- What to do -
- A) Copy the passage on religious traditions from "Vaishnava-influenced Muslim Sufi" to "in this connection.", swapping "warrior class" out for "fighting class".
- B) Does the passage on religious traditions agree with each statement below? Answer yes or no for each, and quote the words of the passage that decide it.
(i) Pure Land Buddhism has its historical origins in Vaishnavism.
(ii) The Sufi 'brahmins' found in Kashmir eat flesh.
(iii) The writer is an instructing master in the tradition of Vaishnavism.

- Document text -

===

Buddhism. The Advaita Vedantism of Sri Adi Shankaracharya has a

history too, as does the successive waves of Ishmali and Sufi

Mohammedanism into the Punjab and Kashmir. In the Mahatma Letters

there is a curious mix of Atheistic and Theistic (Vaishnava) Advaita

Vedanta, Mahayana and Theravadin Buddhism, Sikh and Sufi

reinterpretations of Vaishnava, Shaivite and Devi teachings, and

other amalgamations which can be found ESPECIALLY in the region of

Kashmir. In Kashmir today for instance, there may be found

Vaishnava-influenced Muslim Sufi 'brahmins' who do not eat flesh,

Tantric-influenced Sahajiya Vaishnavas, various Sufi-Vaishnava or

Sufi-Vaishnava-Shaivite hybrid groups, and Sikhism, which as another

Sufi-Vaishnava-Shaivite hybrid religion is of course related to the

Vaishnava and Shaivite Kshatriyas (warrior class) of the Punjab.

Thus the name "Singh" is important in this connection.

 

Pure Land Buddhism, as originally in Nepal and Tibet, has its

historical origins in Vaishnavism, and so is connected to the strange

Kashmiri mix in the thread of Vaishnava doctrines and practices

running through the whole region. It is from this regional melting-

pot of Indic and Western (Sufi and Gnostic) traditions that the

Masters' K H and Morya seem to have acquired some of their unorthodox

understanding of the Sanskrit Shastras (scriptures) and to have

created their hodge-podge of an 'Eastern' thought system. Whoever

they were, they were masters of something, but what was that

something? To assess their competence as masters of eastern

traditions, one would need themself to be qualified in such

traditions. As an instructing master in the Vedic-based Tradition of

Vaishnavism, I am qualified to assess the accuracy of the what the

masters have presented from my own tradition. Since the oldest

literary traditions in the region are clearly those of the Sanskrit

Vaishnava-related texts, and the Masters refer to doctrines from

these texts, then it is reasonable to assess the Mahatmas'

presentation of ideas from these texts to determine their accuracy.

===

- Items listed in a dataset -
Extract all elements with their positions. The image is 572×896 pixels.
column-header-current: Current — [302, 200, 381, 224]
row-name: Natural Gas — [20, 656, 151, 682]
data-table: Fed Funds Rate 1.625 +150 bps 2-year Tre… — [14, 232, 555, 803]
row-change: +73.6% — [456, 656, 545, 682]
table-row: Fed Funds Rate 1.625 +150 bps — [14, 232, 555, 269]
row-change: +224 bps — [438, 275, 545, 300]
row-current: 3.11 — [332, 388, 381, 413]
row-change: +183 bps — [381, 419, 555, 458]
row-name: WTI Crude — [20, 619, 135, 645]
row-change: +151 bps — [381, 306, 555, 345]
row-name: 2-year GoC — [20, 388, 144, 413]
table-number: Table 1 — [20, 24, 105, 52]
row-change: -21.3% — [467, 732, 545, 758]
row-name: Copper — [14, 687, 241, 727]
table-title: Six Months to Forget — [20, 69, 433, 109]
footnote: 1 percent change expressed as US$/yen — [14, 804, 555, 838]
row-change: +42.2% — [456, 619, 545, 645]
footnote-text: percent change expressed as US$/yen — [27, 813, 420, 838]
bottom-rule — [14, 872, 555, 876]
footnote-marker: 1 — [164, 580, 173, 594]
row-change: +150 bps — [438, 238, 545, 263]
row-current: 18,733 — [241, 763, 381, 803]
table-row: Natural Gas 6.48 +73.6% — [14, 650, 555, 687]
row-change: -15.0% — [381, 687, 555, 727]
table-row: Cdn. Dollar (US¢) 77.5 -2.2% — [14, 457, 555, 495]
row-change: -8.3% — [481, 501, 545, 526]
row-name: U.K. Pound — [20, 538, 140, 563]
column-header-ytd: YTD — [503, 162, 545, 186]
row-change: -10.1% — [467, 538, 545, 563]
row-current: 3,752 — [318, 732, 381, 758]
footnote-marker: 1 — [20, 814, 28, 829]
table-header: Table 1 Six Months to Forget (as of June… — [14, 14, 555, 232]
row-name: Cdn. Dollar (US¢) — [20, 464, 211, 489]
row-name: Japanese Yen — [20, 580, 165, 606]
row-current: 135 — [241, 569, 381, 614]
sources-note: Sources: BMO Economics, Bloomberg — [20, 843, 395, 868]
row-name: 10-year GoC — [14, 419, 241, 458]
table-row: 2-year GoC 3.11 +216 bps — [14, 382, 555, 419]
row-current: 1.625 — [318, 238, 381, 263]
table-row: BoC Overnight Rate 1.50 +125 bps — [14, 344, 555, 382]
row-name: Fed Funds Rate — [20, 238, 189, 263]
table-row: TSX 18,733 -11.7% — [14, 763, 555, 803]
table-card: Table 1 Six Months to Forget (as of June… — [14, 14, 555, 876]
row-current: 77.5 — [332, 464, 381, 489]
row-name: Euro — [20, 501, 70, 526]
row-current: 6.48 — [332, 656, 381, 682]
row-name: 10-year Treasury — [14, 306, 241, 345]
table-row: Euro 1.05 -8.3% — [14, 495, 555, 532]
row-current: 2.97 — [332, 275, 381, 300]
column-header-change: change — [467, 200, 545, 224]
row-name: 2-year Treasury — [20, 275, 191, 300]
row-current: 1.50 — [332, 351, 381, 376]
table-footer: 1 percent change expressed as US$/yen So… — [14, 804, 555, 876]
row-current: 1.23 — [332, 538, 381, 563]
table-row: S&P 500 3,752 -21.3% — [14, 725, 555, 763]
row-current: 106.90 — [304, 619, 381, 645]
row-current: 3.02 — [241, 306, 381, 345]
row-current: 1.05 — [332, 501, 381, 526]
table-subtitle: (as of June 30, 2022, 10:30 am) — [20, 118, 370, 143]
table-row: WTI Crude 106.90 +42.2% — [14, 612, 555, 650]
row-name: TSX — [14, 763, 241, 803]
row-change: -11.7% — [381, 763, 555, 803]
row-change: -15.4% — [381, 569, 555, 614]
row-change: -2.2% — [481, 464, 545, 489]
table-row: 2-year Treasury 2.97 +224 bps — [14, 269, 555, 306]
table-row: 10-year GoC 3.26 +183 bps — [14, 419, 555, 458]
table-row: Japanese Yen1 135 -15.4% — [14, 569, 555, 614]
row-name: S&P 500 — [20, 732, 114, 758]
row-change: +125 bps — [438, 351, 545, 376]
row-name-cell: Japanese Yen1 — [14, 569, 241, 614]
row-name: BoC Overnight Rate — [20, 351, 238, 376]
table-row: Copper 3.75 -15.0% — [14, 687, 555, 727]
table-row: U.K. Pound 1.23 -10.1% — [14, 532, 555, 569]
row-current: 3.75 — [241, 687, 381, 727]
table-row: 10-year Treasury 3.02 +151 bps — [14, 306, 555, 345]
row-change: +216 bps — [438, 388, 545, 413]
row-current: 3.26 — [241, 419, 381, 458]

===

- Expected answers -
- A)
Vaishnava-influenced Muslim Sufi 'brahmins' who do not eat flesh,

Tantric-influenced Sahajiya Vaishnavas, various Sufi-Vaishnava or

Sufi-Vaishnava-Shaivite hybrid groups, and Sikhism, which as another

Sufi-Vaishnava-Shaivite hybrid religion is of course related to the

Vaishnava and Shaivite Kshatriyas (fighting class) of the Punjab.

Thus the name "Singh" is important in this connection.

- B)
(i) Yes: "Pure Land Buddhism, as originally in Nepal and Tibet, has its historical origins in Vaishnavism"
(ii) No: "Vaishnava-influenced Muslim Sufi 'brahmins' who do not eat flesh"
(iii) Yes: "As an instructing master in the Vedic-based Tradition of Vaishnavism, I am qualified"